Exercise task:
From the records, pick out and copy each line containing "FRONT".

Entries shown:
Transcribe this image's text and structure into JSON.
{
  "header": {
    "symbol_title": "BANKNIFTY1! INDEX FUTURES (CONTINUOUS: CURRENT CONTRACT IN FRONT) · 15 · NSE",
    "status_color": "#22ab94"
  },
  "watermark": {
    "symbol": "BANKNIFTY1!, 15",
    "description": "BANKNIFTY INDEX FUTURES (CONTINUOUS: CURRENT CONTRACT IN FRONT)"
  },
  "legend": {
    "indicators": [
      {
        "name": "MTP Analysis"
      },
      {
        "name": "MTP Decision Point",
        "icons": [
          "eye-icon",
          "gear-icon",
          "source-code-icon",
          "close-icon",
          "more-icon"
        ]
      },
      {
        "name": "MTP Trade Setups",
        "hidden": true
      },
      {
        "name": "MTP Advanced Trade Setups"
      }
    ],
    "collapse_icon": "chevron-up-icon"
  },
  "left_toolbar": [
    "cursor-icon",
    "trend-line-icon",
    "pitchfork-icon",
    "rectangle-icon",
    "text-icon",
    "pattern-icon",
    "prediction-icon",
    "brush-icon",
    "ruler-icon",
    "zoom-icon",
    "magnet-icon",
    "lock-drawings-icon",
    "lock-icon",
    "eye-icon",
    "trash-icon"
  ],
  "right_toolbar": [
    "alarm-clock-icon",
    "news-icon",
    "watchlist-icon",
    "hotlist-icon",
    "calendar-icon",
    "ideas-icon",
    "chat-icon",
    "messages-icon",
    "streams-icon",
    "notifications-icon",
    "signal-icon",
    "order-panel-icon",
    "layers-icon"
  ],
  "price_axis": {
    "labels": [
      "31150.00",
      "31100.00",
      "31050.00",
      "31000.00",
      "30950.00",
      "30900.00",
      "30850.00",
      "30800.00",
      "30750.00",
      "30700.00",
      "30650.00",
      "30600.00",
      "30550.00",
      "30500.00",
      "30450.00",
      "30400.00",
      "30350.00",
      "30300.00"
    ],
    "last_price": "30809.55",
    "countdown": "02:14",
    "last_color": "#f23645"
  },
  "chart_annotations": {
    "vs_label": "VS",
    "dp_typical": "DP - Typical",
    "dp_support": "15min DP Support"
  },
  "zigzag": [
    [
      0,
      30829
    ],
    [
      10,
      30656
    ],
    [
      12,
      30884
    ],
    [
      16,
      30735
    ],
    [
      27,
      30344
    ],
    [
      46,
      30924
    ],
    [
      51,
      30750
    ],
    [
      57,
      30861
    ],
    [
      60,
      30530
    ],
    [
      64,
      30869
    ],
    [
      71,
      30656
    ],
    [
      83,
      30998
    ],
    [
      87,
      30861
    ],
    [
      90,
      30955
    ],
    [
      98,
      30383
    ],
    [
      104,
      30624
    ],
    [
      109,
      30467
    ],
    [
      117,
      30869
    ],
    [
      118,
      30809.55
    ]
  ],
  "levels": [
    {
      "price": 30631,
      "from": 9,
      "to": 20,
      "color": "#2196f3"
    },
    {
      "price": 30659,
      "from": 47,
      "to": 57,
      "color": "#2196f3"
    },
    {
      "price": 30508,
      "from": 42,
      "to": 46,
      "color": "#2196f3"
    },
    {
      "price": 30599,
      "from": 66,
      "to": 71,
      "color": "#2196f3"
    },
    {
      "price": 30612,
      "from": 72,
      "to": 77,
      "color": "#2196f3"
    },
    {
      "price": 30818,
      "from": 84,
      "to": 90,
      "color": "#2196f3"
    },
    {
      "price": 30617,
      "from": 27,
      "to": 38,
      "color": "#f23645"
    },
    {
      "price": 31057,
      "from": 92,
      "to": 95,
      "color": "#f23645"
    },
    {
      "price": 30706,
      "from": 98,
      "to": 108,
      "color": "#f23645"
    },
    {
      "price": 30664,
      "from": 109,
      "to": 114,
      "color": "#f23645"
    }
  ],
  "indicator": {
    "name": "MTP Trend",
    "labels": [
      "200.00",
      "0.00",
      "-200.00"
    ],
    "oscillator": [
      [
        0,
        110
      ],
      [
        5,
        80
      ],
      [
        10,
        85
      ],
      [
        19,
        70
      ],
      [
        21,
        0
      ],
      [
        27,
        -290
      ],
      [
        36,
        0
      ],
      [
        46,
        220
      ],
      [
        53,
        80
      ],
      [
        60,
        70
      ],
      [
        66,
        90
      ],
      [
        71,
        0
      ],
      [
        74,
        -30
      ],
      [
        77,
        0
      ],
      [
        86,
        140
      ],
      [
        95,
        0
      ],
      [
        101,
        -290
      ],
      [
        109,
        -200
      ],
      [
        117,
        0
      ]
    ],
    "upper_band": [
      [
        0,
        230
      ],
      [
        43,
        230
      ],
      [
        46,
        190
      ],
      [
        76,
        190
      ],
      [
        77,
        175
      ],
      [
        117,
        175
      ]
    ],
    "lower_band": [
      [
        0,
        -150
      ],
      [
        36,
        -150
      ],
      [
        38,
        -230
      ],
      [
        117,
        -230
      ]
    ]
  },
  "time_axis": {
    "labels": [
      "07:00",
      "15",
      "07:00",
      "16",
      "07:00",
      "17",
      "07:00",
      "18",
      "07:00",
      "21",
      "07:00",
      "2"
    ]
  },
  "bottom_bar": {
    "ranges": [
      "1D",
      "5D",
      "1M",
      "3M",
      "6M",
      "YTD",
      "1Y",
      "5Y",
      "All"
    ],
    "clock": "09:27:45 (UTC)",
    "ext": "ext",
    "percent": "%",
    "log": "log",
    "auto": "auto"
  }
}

The response:
    "symbol_title": "BANKNIFTY1! INDEX FUTURES (CONTINUOUS: CURRENT CONTRACT IN FRONT) · 15 · NSE",
    "description": "BANKNIFTY INDEX FUTURES (CONTINUOUS: CURRENT CONTRACT IN FRONT)"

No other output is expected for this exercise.